### GIVEN INSTRUCTION
In the data, extract each line that holds the string "image".

### DATA LISTING

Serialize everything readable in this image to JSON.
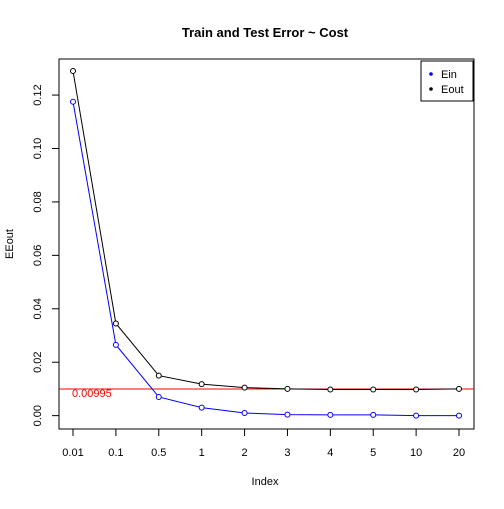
{
  "chart_data": {
    "type": "line",
    "title": "Train and Test Error ~ Cost",
    "xlabel": "Index",
    "ylabel": "EEout",
    "categories": [
      "0.01",
      "0.1",
      "0.5",
      "1",
      "2",
      "3",
      "4",
      "5",
      "10",
      "20"
    ],
    "y_ticks": [
      "0.00",
      "0.02",
      "0.04",
      "0.06",
      "0.08",
      "0.10",
      "0.12"
    ],
    "y_tick_values": [
      0,
      0.02,
      0.04,
      0.06,
      0.08,
      0.1,
      0.12
    ],
    "ylim": [
      -0.005,
      0.1335
    ],
    "series": [
      {
        "name": "Ein",
        "color": "#0000ff",
        "values": [
          0.1175,
          0.0265,
          0.007,
          0.003,
          0.001,
          0.0004,
          0.0003,
          0.0003,
          0.0,
          0.0
        ]
      },
      {
        "name": "Eout",
        "color": "#000000",
        "values": [
          0.129,
          0.0345,
          0.015,
          0.0118,
          0.0105,
          0.01,
          0.0098,
          0.0098,
          0.0098,
          0.01
        ]
      }
    ],
    "reference_line": {
      "value": 0.00995,
      "label": "0.00995",
      "color": "#ff0000"
    },
    "legend": {
      "placement": "top-right",
      "entries": [
        "Ein",
        "Eout"
      ]
    },
    "grid": false,
    "marker": "open-circle"
  }
}
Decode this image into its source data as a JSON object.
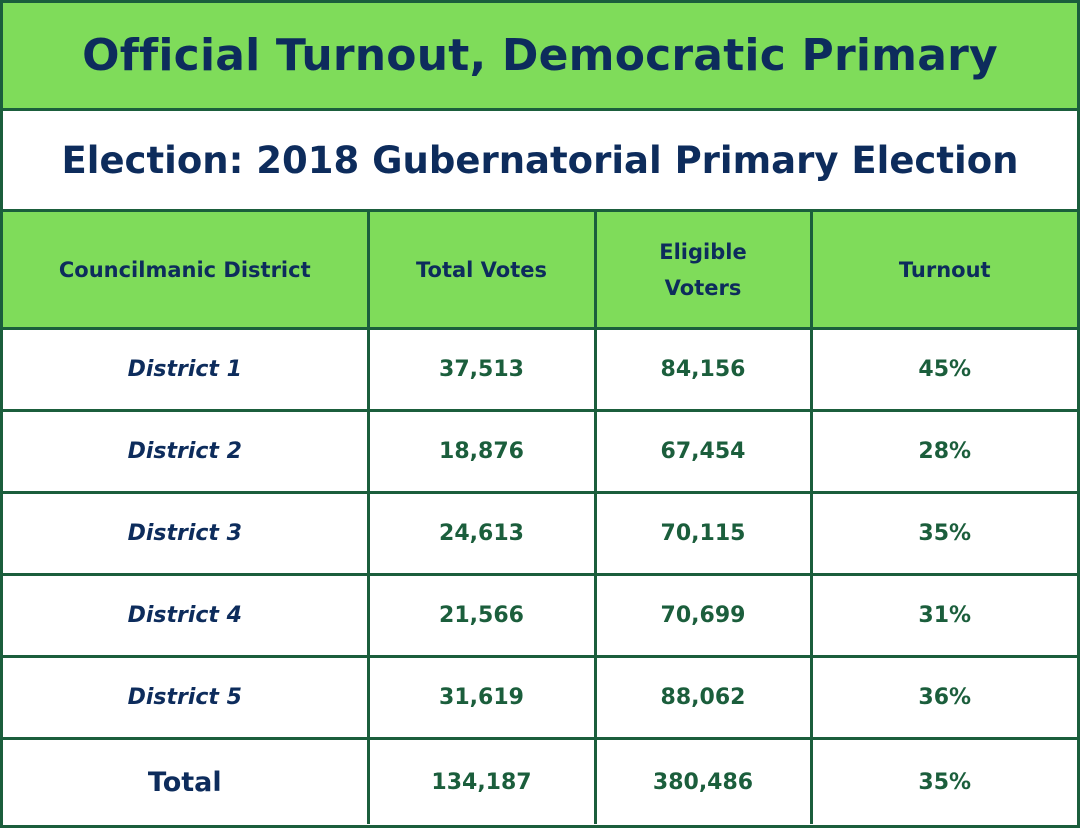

### FULL RESPONSE
Serialize everything readable in this image to JSON.
Decode this image into its source data as a JSON object.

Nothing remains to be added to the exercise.